Output the records exactly. Include every line.

Stored entries:
:::::

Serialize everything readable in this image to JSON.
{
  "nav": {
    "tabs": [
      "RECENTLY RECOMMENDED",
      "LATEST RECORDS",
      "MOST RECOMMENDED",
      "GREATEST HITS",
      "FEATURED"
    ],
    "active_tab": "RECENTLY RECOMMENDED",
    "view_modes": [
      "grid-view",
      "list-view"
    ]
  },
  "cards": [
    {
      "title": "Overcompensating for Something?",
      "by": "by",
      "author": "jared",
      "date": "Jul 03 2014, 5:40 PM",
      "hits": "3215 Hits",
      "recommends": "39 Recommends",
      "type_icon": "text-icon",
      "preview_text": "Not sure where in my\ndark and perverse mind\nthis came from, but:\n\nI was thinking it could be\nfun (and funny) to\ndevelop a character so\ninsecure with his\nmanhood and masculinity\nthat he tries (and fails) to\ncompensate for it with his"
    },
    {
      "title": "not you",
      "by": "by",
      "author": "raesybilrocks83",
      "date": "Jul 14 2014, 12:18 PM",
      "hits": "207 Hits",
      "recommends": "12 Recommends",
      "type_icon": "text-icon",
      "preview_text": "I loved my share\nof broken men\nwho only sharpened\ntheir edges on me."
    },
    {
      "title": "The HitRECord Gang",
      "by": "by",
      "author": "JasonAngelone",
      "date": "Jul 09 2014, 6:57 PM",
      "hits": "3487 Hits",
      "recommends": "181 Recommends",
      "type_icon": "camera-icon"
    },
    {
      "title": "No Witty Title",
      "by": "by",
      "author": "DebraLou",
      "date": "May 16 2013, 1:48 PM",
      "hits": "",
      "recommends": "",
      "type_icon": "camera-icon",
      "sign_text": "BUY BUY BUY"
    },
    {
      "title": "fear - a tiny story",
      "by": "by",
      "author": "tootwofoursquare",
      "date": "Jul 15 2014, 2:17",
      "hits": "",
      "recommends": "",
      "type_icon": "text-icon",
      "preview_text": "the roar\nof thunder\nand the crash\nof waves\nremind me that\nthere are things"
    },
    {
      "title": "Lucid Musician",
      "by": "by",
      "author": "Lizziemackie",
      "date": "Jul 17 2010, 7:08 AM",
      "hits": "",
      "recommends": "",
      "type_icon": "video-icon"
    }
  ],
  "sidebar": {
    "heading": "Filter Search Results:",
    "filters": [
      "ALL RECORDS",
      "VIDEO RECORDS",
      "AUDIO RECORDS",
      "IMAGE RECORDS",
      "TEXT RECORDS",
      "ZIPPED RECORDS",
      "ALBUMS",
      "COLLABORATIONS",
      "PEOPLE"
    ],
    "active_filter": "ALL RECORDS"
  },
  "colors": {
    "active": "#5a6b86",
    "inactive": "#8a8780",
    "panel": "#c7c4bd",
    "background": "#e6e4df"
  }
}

:::::

RESPONSE FOR THIS EXERCISE:
Serialize everything readable in this image to JSON.
{
  "nav": {
    "tabs": [
      "RECENTLY RECOMMENDED",
      "LATEST RECORDS",
      "MOST RECOMMENDED",
      "GREATEST HITS",
      "FEATURED"
    ],
    "active_tab": "RECENTLY RECOMMENDED",
    "view_modes": [
      "grid-view",
      "list-view"
    ]
  },
  "cards": [
    {
      "title": "Overcompensating for Something?",
      "by": "by",
      "author": "jared",
      "date": "Jul 03 2014, 5:40 PM",
      "hits": "3215 Hits",
      "recommends": "39 Recommends",
      "type_icon": "text-icon",
      "preview_text": "Not sure where in my\ndark and perverse mind\nthis came from, but:\n\nI was thinking it could be\nfun (and funny) to\ndevelop a character so\ninsecure with his\nmanhood and masculinity\nthat he tries (and fails) to\ncompensate for it with his"
    },
    {
      "title": "not you",
      "by": "by",
      "author": "raesybilrocks83",
      "date": "Jul 14 2014, 12:18 PM",
      "hits": "207 Hits",
      "recommends": "12 Recommends",
      "type_icon": "text-icon",
      "preview_text": "I loved my share\nof broken men\nwho only sharpened\ntheir edges on me."
    },
    {
      "title": "The HitRECord Gang",
      "by": "by",
      "author": "JasonAngelone",
      "date": "Jul 09 2014, 6:57 PM",
      "hits": "3487 Hits",
      "recommends": "181 Recommends",
      "type_icon": "camera-icon"
    },
    {
      "title": "No Witty Title",
      "by": "by",
      "author": "DebraLou",
      "date": "May 16 2013, 1:48 PM",
      "hits": "",
      "recommends": "",
      "type_icon": "camera-icon",
      "sign_text": "BUY BUY BUY"
    },
    {
      "title": "fear - a tiny story",
      "by": "by",
      "author": "tootwofoursquare",
      "date": "Jul 15 2014, 2:17",
      "hits": "",
      "recommends": "",
      "type_icon": "text-icon",
      "preview_text": "the roar\nof thunder\nand the crash\nof waves\nremind me that\nthere are things"
    },
    {
      "title": "Lucid Musician",
      "by": "by",
      "author": "Lizziemackie",
      "date": "Jul 17 2010, 7:08 AM",
      "hits": "",
      "recommends": "",
      "type_icon": "video-icon"
    }
  ],
  "sidebar": {
    "heading": "Filter Search Results:",
    "filters": [
      "ALL RECORDS",
      "VIDEO RECORDS",
      "AUDIO RECORDS",
      "IMAGE RECORDS",
      "TEXT RECORDS",
      "ZIPPED RECORDS",
      "ALBUMS",
      "COLLABORATIONS",
      "PEOPLE"
    ],
    "active_filter": "ALL RECORDS"
  },
  "colors": {
    "active": "#5a6b86",
    "inactive": "#8a8780",
    "panel": "#c7c4bd",
    "background": "#e6e4df"
  }
}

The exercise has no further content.